### Your instructions
Give the data again exactly as written, skipping any pictures.

-- Begin Data provided --

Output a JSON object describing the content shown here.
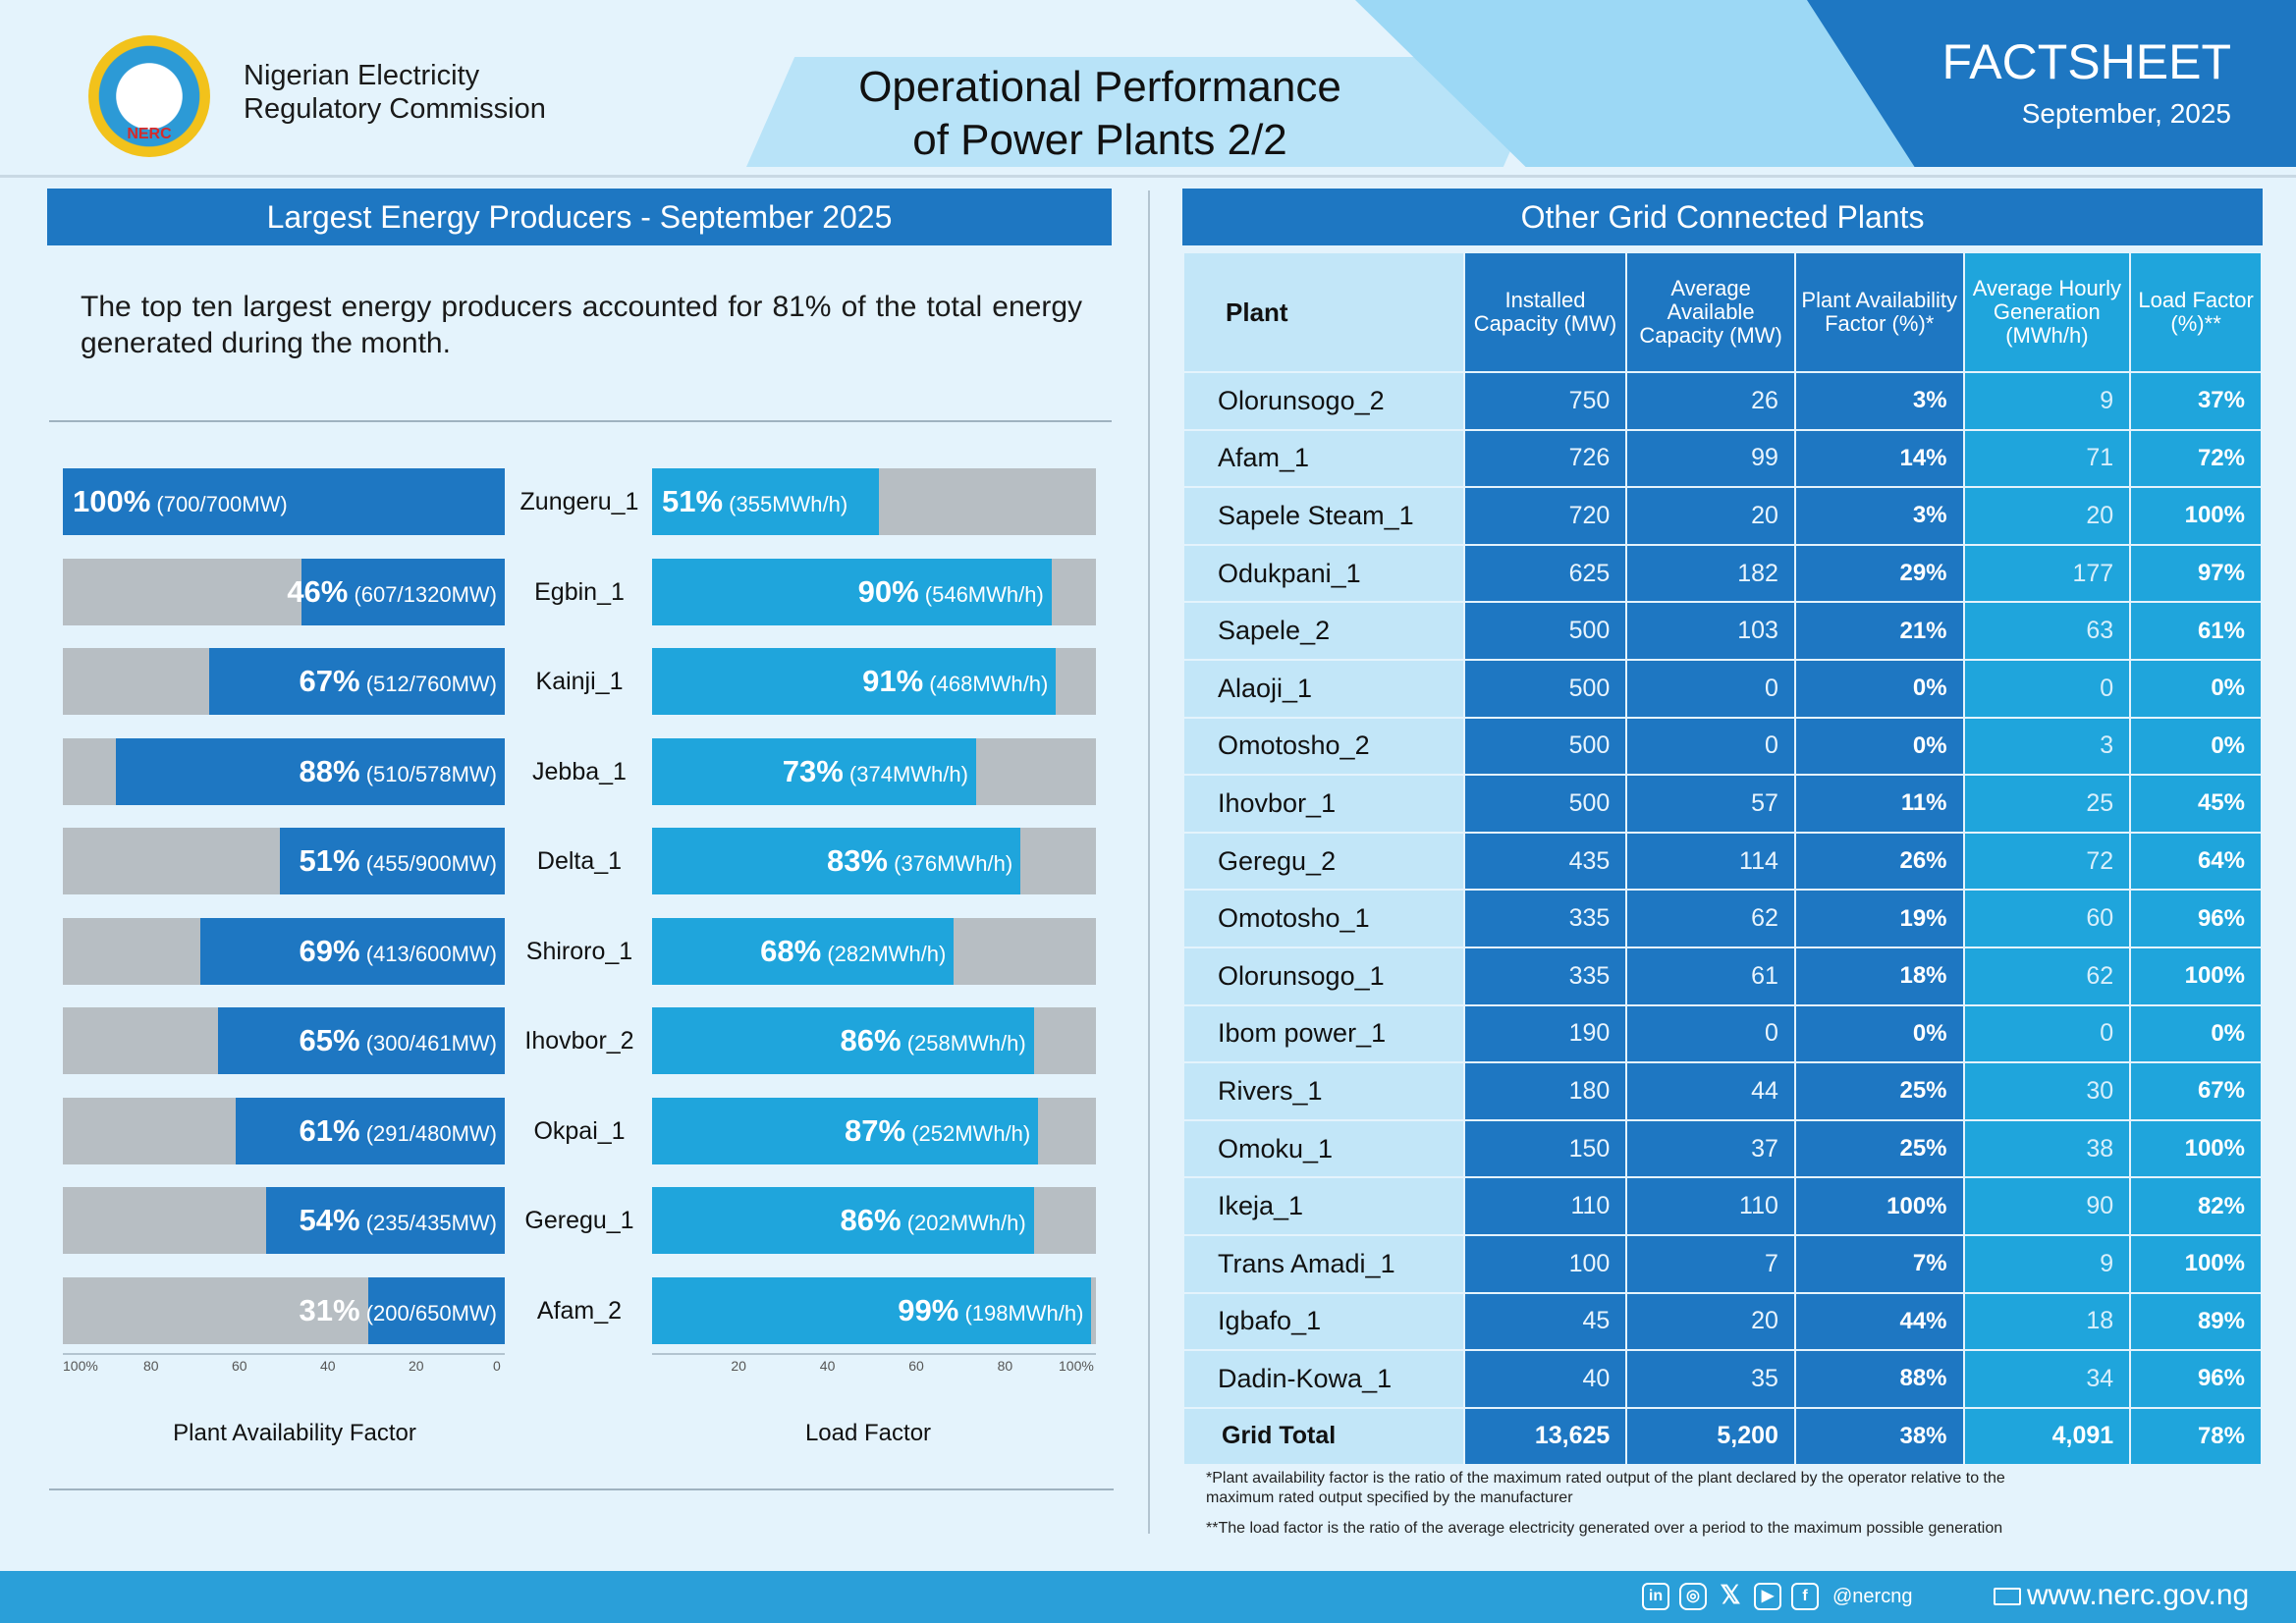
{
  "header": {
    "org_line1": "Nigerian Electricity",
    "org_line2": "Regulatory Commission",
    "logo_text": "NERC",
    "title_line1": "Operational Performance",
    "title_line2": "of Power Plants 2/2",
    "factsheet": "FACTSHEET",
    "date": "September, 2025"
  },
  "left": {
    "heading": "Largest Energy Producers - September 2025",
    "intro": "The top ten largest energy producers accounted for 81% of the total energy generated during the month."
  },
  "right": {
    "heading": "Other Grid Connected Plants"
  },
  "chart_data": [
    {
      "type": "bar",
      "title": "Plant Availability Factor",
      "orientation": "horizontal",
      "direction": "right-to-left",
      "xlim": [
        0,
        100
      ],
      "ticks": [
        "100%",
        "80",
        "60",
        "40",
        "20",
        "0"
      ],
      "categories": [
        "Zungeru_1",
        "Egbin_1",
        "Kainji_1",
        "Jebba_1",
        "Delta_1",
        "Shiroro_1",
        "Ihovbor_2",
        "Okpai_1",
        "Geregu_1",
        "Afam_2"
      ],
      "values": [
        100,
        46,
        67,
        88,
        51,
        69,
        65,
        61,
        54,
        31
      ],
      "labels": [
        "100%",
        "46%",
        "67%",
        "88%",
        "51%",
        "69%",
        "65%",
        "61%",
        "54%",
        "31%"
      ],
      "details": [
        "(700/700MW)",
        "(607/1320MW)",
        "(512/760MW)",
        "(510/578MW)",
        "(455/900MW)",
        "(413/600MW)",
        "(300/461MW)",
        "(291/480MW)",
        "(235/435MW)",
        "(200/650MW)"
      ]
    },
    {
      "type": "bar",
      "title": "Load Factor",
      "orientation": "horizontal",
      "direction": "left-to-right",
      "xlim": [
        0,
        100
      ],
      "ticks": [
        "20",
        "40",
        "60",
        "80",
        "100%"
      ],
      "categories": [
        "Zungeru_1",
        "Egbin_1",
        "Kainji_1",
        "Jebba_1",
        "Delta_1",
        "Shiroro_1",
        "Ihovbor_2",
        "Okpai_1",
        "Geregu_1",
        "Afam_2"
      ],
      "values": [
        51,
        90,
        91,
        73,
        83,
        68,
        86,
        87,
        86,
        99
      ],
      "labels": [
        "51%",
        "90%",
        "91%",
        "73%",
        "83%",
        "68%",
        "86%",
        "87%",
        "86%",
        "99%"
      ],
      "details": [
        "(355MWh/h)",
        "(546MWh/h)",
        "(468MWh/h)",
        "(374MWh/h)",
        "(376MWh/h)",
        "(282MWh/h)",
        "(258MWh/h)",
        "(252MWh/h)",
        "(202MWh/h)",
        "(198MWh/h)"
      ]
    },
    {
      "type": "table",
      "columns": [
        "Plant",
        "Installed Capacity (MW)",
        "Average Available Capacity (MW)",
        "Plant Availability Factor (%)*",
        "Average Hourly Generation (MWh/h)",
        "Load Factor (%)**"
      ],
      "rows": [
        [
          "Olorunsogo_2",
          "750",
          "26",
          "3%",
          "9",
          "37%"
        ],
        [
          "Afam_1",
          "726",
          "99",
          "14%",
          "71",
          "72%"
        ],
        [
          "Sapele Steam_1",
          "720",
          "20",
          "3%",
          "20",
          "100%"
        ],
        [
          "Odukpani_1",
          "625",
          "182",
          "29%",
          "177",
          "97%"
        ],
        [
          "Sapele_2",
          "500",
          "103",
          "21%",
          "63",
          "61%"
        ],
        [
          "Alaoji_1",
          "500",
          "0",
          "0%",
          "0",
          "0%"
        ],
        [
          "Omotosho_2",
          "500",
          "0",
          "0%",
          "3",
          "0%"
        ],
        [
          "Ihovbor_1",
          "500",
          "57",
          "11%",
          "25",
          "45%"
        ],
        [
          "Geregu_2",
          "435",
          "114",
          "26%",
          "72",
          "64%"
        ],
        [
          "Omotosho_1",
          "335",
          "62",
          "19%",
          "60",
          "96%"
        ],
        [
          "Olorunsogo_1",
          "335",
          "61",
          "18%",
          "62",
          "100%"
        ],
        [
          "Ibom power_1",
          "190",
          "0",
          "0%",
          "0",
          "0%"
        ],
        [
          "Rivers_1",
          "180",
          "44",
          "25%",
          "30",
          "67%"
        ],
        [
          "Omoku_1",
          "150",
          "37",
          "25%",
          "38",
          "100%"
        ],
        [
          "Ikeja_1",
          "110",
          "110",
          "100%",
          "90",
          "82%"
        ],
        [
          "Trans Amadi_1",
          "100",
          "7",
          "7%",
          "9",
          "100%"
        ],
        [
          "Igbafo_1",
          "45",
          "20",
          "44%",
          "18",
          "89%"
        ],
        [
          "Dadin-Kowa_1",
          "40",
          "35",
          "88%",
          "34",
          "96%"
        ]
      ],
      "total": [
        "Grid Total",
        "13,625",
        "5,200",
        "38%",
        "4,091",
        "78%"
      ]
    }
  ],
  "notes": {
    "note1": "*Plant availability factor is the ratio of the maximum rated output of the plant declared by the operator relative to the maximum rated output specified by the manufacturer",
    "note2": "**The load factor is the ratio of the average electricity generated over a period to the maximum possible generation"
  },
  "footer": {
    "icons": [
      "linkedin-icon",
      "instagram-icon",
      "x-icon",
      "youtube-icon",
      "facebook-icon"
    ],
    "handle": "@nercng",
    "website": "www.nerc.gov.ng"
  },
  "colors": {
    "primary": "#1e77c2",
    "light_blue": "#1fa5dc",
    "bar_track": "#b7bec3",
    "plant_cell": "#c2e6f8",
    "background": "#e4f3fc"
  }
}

-- End Data provided --

### Task output
Output a JSON object describing the content shown here.
{
  "header": {
    "org_line1": "Nigerian Electricity",
    "org_line2": "Regulatory Commission",
    "logo_text": "NERC",
    "title_line1": "Operational Performance",
    "title_line2": "of Power Plants 2/2",
    "factsheet": "FACTSHEET",
    "date": "September, 2025"
  },
  "left": {
    "heading": "Largest Energy Producers - September 2025",
    "intro": "The top ten largest energy producers accounted for 81% of the total energy generated during the month."
  },
  "right": {
    "heading": "Other Grid Connected Plants"
  },
  "chart_data": [
    {
      "type": "bar",
      "title": "Plant Availability Factor",
      "orientation": "horizontal",
      "direction": "right-to-left",
      "xlim": [
        0,
        100
      ],
      "ticks": [
        "100%",
        "80",
        "60",
        "40",
        "20",
        "0"
      ],
      "categories": [
        "Zungeru_1",
        "Egbin_1",
        "Kainji_1",
        "Jebba_1",
        "Delta_1",
        "Shiroro_1",
        "Ihovbor_2",
        "Okpai_1",
        "Geregu_1",
        "Afam_2"
      ],
      "values": [
        100,
        46,
        67,
        88,
        51,
        69,
        65,
        61,
        54,
        31
      ],
      "labels": [
        "100%",
        "46%",
        "67%",
        "88%",
        "51%",
        "69%",
        "65%",
        "61%",
        "54%",
        "31%"
      ],
      "details": [
        "(700/700MW)",
        "(607/1320MW)",
        "(512/760MW)",
        "(510/578MW)",
        "(455/900MW)",
        "(413/600MW)",
        "(300/461MW)",
        "(291/480MW)",
        "(235/435MW)",
        "(200/650MW)"
      ]
    },
    {
      "type": "bar",
      "title": "Load Factor",
      "orientation": "horizontal",
      "direction": "left-to-right",
      "xlim": [
        0,
        100
      ],
      "ticks": [
        "20",
        "40",
        "60",
        "80",
        "100%"
      ],
      "categories": [
        "Zungeru_1",
        "Egbin_1",
        "Kainji_1",
        "Jebba_1",
        "Delta_1",
        "Shiroro_1",
        "Ihovbor_2",
        "Okpai_1",
        "Geregu_1",
        "Afam_2"
      ],
      "values": [
        51,
        90,
        91,
        73,
        83,
        68,
        86,
        87,
        86,
        99
      ],
      "labels": [
        "51%",
        "90%",
        "91%",
        "73%",
        "83%",
        "68%",
        "86%",
        "87%",
        "86%",
        "99%"
      ],
      "details": [
        "(355MWh/h)",
        "(546MWh/h)",
        "(468MWh/h)",
        "(374MWh/h)",
        "(376MWh/h)",
        "(282MWh/h)",
        "(258MWh/h)",
        "(252MWh/h)",
        "(202MWh/h)",
        "(198MWh/h)"
      ]
    },
    {
      "type": "table",
      "columns": [
        "Plant",
        "Installed Capacity (MW)",
        "Average Available Capacity (MW)",
        "Plant Availability Factor (%)*",
        "Average Hourly Generation (MWh/h)",
        "Load Factor (%)**"
      ],
      "rows": [
        [
          "Olorunsogo_2",
          "750",
          "26",
          "3%",
          "9",
          "37%"
        ],
        [
          "Afam_1",
          "726",
          "99",
          "14%",
          "71",
          "72%"
        ],
        [
          "Sapele Steam_1",
          "720",
          "20",
          "3%",
          "20",
          "100%"
        ],
        [
          "Odukpani_1",
          "625",
          "182",
          "29%",
          "177",
          "97%"
        ],
        [
          "Sapele_2",
          "500",
          "103",
          "21%",
          "63",
          "61%"
        ],
        [
          "Alaoji_1",
          "500",
          "0",
          "0%",
          "0",
          "0%"
        ],
        [
          "Omotosho_2",
          "500",
          "0",
          "0%",
          "3",
          "0%"
        ],
        [
          "Ihovbor_1",
          "500",
          "57",
          "11%",
          "25",
          "45%"
        ],
        [
          "Geregu_2",
          "435",
          "114",
          "26%",
          "72",
          "64%"
        ],
        [
          "Omotosho_1",
          "335",
          "62",
          "19%",
          "60",
          "96%"
        ],
        [
          "Olorunsogo_1",
          "335",
          "61",
          "18%",
          "62",
          "100%"
        ],
        [
          "Ibom power_1",
          "190",
          "0",
          "0%",
          "0",
          "0%"
        ],
        [
          "Rivers_1",
          "180",
          "44",
          "25%",
          "30",
          "67%"
        ],
        [
          "Omoku_1",
          "150",
          "37",
          "25%",
          "38",
          "100%"
        ],
        [
          "Ikeja_1",
          "110",
          "110",
          "100%",
          "90",
          "82%"
        ],
        [
          "Trans Amadi_1",
          "100",
          "7",
          "7%",
          "9",
          "100%"
        ],
        [
          "Igbafo_1",
          "45",
          "20",
          "44%",
          "18",
          "89%"
        ],
        [
          "Dadin-Kowa_1",
          "40",
          "35",
          "88%",
          "34",
          "96%"
        ]
      ],
      "total": [
        "Grid Total",
        "13,625",
        "5,200",
        "38%",
        "4,091",
        "78%"
      ]
    }
  ],
  "notes": {
    "note1": "*Plant availability factor is the ratio of the maximum rated output of the plant declared by the operator relative to the maximum rated output specified by the manufacturer",
    "note2": "**The load factor is the ratio of the average electricity generated over a period to the maximum possible generation"
  },
  "footer": {
    "icons": [
      "linkedin-icon",
      "instagram-icon",
      "x-icon",
      "youtube-icon",
      "facebook-icon"
    ],
    "handle": "@nercng",
    "website": "www.nerc.gov.ng"
  },
  "colors": {
    "primary": "#1e77c2",
    "light_blue": "#1fa5dc",
    "bar_track": "#b7bec3",
    "plant_cell": "#c2e6f8",
    "background": "#e4f3fc"
  }
}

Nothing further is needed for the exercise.